- **Data to use**:
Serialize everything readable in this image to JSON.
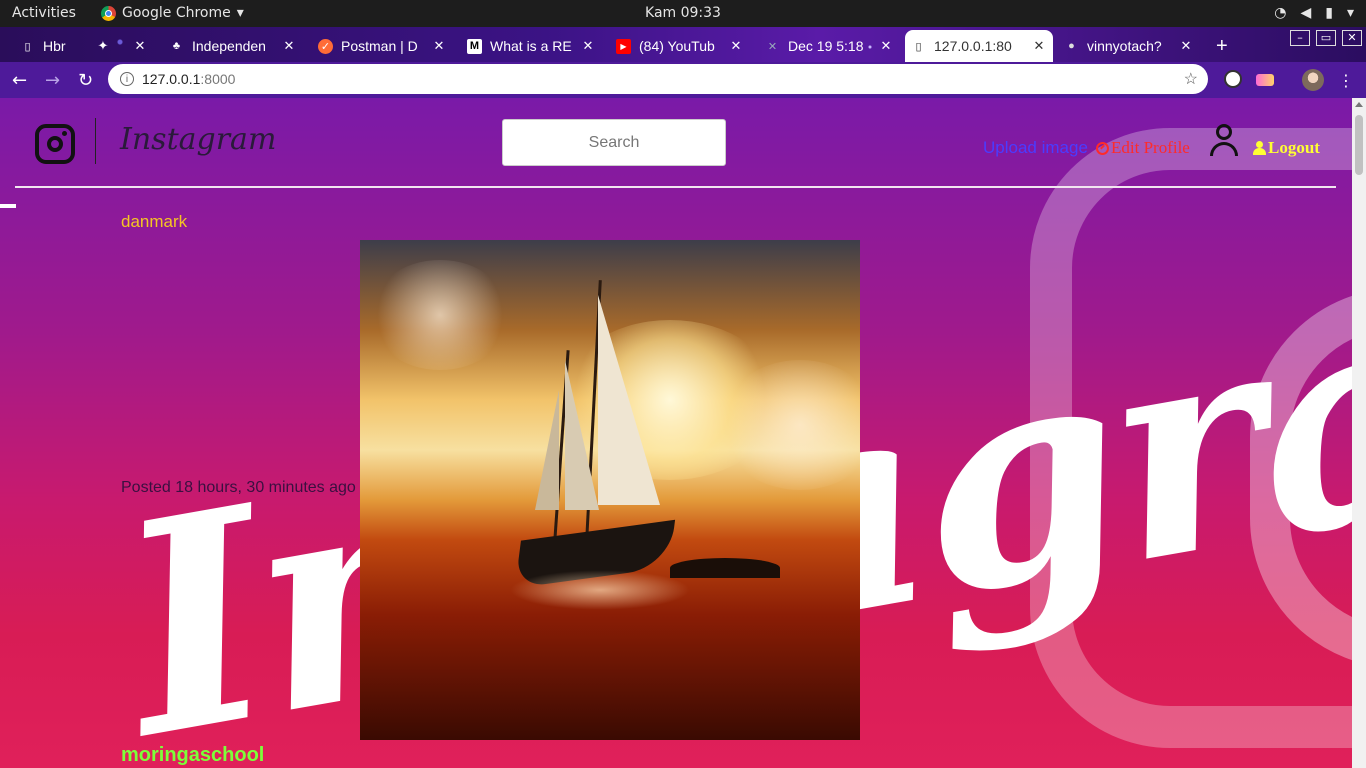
{
  "system_bar": {
    "activities": "Activities",
    "app_name": "Google Chrome",
    "clock": "Kam 09:33"
  },
  "browser": {
    "tabs": [
      {
        "label": "Hbr",
        "favicon": "doc-icon"
      },
      {
        "label": "Independen",
        "favicon": "tree-icon"
      },
      {
        "label": "Postman | D",
        "favicon": "postman-icon"
      },
      {
        "label": "What is a RE",
        "favicon": "medium-icon"
      },
      {
        "label": "(84) YouTub",
        "favicon": "youtube-icon"
      },
      {
        "label": "Dec 19 5:18",
        "favicon": "cross-icon"
      },
      {
        "label": "127.0.0.1:80",
        "favicon": "doc-icon",
        "active": true
      },
      {
        "label": "vinnyotach?",
        "favicon": "github-icon"
      }
    ],
    "url_host": "127.0.0.1",
    "url_port": ":8000"
  },
  "site": {
    "brand": "Instagram",
    "search_placeholder": "Search",
    "nav": {
      "upload": "Upload image",
      "edit_profile": "Edit Profile",
      "logout": "Logout"
    },
    "background_wordmark": "Instagram"
  },
  "posts": [
    {
      "username": "danmark",
      "time": "Posted 18 hours, 30 minutes ago",
      "image_alt": "sailing ship at sunset"
    },
    {
      "username": "moringaschool"
    }
  ],
  "colors": {
    "username_primary": "#f5c623",
    "username_secondary": "#7cff3a",
    "upload_link": "#4b3cff",
    "edit_profile": "#ff2a2a",
    "logout": "#ffff33"
  }
}
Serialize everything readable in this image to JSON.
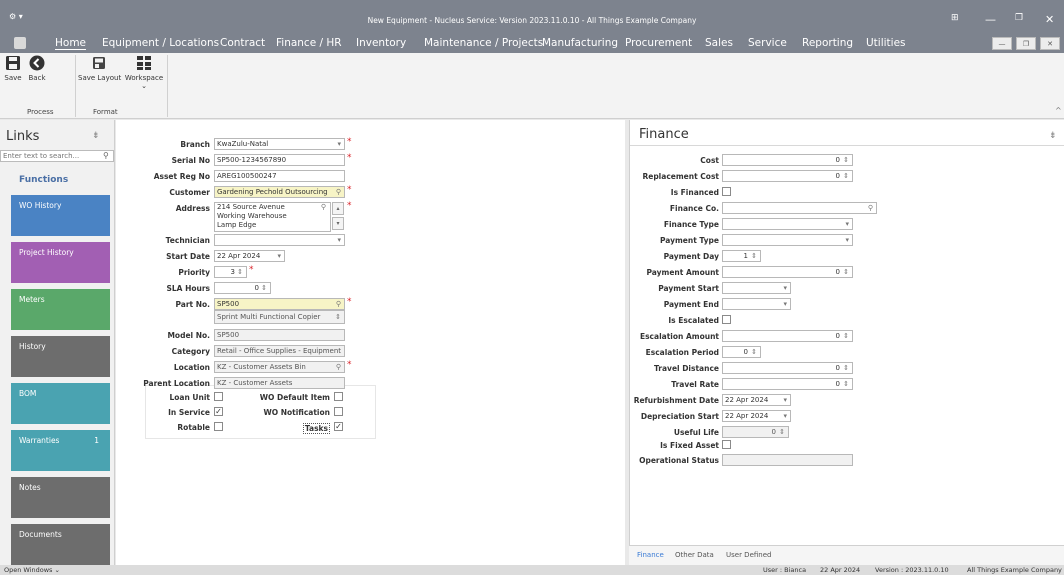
{
  "window": {
    "title": "New Equipment - Nucleus Service: Version 2023.11.0.10 - All Things Example Company"
  },
  "menu": {
    "items": [
      "Home",
      "Equipment / Locations",
      "Contract",
      "Finance / HR",
      "Inventory",
      "Maintenance / Projects",
      "Manufacturing",
      "Procurement",
      "Sales",
      "Service",
      "Reporting",
      "Utilities"
    ],
    "active": "Home"
  },
  "ribbon": {
    "save": "Save",
    "back": "Back",
    "save_layout": "Save Layout",
    "workspace": "Workspace",
    "group_process": "Process",
    "group_format": "Format"
  },
  "links": {
    "title": "Links",
    "search_placeholder": "Enter text to search...",
    "functions": "Functions",
    "tiles": [
      {
        "label": "WO History",
        "color": "#4a83c4",
        "count": ""
      },
      {
        "label": "Project History",
        "color": "#a25fb3",
        "count": ""
      },
      {
        "label": "Meters",
        "color": "#5aa86a",
        "count": ""
      },
      {
        "label": "History",
        "color": "#6d6d6d",
        "count": ""
      },
      {
        "label": "BOM",
        "color": "#4aa3b1",
        "count": ""
      },
      {
        "label": "Warranties",
        "color": "#4aa3b1",
        "count": "1"
      },
      {
        "label": "Notes",
        "color": "#6d6d6d",
        "count": ""
      },
      {
        "label": "Documents",
        "color": "#6d6d6d",
        "count": ""
      }
    ]
  },
  "form": {
    "branch": {
      "label": "Branch",
      "value": "KwaZulu-Natal"
    },
    "serial_no": {
      "label": "Serial No",
      "value": "SP500-1234567890"
    },
    "asset_reg_no": {
      "label": "Asset Reg No",
      "value": "AREG100500247"
    },
    "customer": {
      "label": "Customer",
      "value": "Gardening Pechold Outsourcing"
    },
    "address": {
      "label": "Address",
      "line1": "214 Source Avenue",
      "line2": "Working Warehouse",
      "line3": "Lamp Edge"
    },
    "technician": {
      "label": "Technician",
      "value": ""
    },
    "start_date": {
      "label": "Start Date",
      "value": "22 Apr 2024"
    },
    "priority": {
      "label": "Priority",
      "value": "3"
    },
    "sla_hours": {
      "label": "SLA Hours",
      "value": "0"
    },
    "part_no": {
      "label": "Part No.",
      "value": "SP500",
      "description": "Sprint Multi Functional Copier"
    },
    "model_no": {
      "label": "Model No.",
      "value": "SP500"
    },
    "category": {
      "label": "Category",
      "value": "Retail - Office Supplies - Equipment"
    },
    "location": {
      "label": "Location",
      "value": "KZ - Customer Assets Bin"
    },
    "parent_location": {
      "label": "Parent Location",
      "value": "KZ - Customer Assets"
    },
    "loan_unit": {
      "label": "Loan Unit",
      "checked": false
    },
    "in_service": {
      "label": "In Service",
      "checked": true
    },
    "rotable": {
      "label": "Rotable",
      "checked": false
    },
    "wo_default_item": {
      "label": "WO Default Item",
      "checked": false
    },
    "wo_notification": {
      "label": "WO Notification",
      "checked": false
    },
    "tasks": {
      "label": "Tasks",
      "checked": true
    }
  },
  "finance": {
    "title": "Finance",
    "cost": {
      "label": "Cost",
      "value": "0"
    },
    "replacement_cost": {
      "label": "Replacement Cost",
      "value": "0"
    },
    "is_financed": {
      "label": "Is Financed"
    },
    "finance_co": {
      "label": "Finance Co.",
      "value": ""
    },
    "finance_type": {
      "label": "Finance Type",
      "value": ""
    },
    "payment_type": {
      "label": "Payment Type",
      "value": ""
    },
    "payment_day": {
      "label": "Payment Day",
      "value": "1"
    },
    "payment_amount": {
      "label": "Payment Amount",
      "value": "0"
    },
    "payment_start": {
      "label": "Payment Start",
      "value": ""
    },
    "payment_end": {
      "label": "Payment End",
      "value": ""
    },
    "is_escalated": {
      "label": "Is Escalated"
    },
    "escalation_amount": {
      "label": "Escalation Amount",
      "value": "0"
    },
    "escalation_period": {
      "label": "Escalation Period",
      "value": "0"
    },
    "travel_distance": {
      "label": "Travel Distance",
      "value": "0"
    },
    "travel_rate": {
      "label": "Travel Rate",
      "value": "0"
    },
    "refurbishment_date": {
      "label": "Refurbishment Date",
      "value": "22 Apr 2024"
    },
    "depreciation_start": {
      "label": "Depreciation Start",
      "value": "22 Apr 2024"
    },
    "useful_life": {
      "label": "Useful Life",
      "value": "0"
    },
    "is_fixed_asset": {
      "label": "Is Fixed Asset"
    },
    "operational_status": {
      "label": "Operational Status",
      "value": ""
    }
  },
  "bottom_tabs": [
    "Finance",
    "Other Data",
    "User Defined"
  ],
  "status": {
    "open_windows": "Open Windows",
    "user": "User : Bianca",
    "date": "22 Apr 2024",
    "version": "Version : 2023.11.0.10",
    "company": "All Things Example Company"
  }
}
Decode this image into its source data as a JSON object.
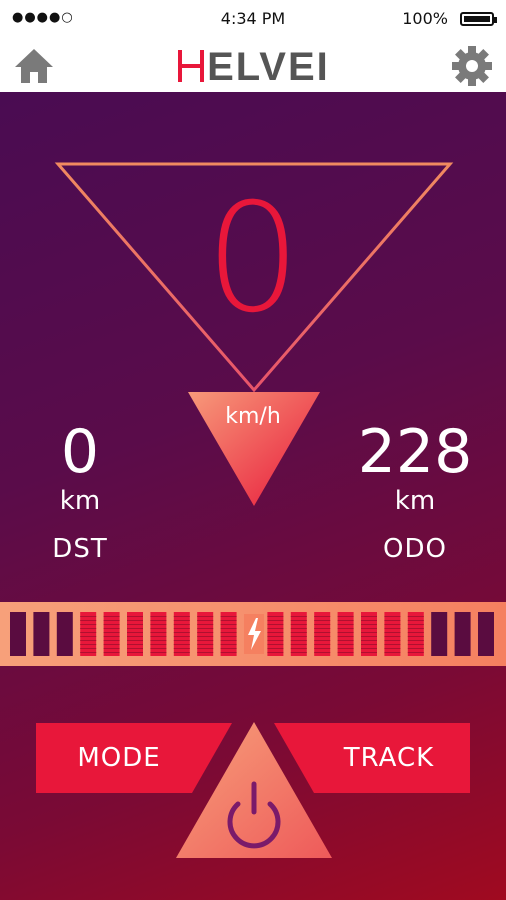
{
  "status_bar": {
    "signal": "●●●●○",
    "time": "4:34 PM",
    "battery_percent": "100%"
  },
  "nav": {
    "logo_text": "HELVEI",
    "home_icon": "home-icon",
    "settings_icon": "gear-icon"
  },
  "speedometer": {
    "speed": "0",
    "unit": "km/h"
  },
  "stats": {
    "distance": {
      "value": "0",
      "unit": "km",
      "label": "DST"
    },
    "odometer": {
      "value": "228",
      "unit": "km",
      "label": "ODO"
    }
  },
  "battery_gauge": {
    "icon": "lightning-icon"
  },
  "buttons": {
    "mode": "MODE",
    "track": "TRACK",
    "power_icon": "power-icon"
  },
  "colors": {
    "accent": "#e8173a",
    "bg_top": "#4a0c52",
    "bg_bottom": "#a00a20",
    "outline": "#f07a5a"
  }
}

- **Instructions to follow**: Only the lines from the one that contains "Decode this image" to the end of the records, inclusive, are to be quoted exactly, with pictures excluded.

- **Solution to this problem**:
Decode this image into its source data as a JSON object.
{
  "status_bar": {
    "signal": "●●●●○",
    "time": "4:34 PM",
    "battery_percent": "100%"
  },
  "nav": {
    "logo_text": "HELVEI",
    "home_icon": "home-icon",
    "settings_icon": "gear-icon"
  },
  "speedometer": {
    "speed": "0",
    "unit": "km/h"
  },
  "stats": {
    "distance": {
      "value": "0",
      "unit": "km",
      "label": "DST"
    },
    "odometer": {
      "value": "228",
      "unit": "km",
      "label": "ODO"
    }
  },
  "battery_gauge": {
    "icon": "lightning-icon"
  },
  "buttons": {
    "mode": "MODE",
    "track": "TRACK",
    "power_icon": "power-icon"
  },
  "colors": {
    "accent": "#e8173a",
    "bg_top": "#4a0c52",
    "bg_bottom": "#a00a20",
    "outline": "#f07a5a"
  }
}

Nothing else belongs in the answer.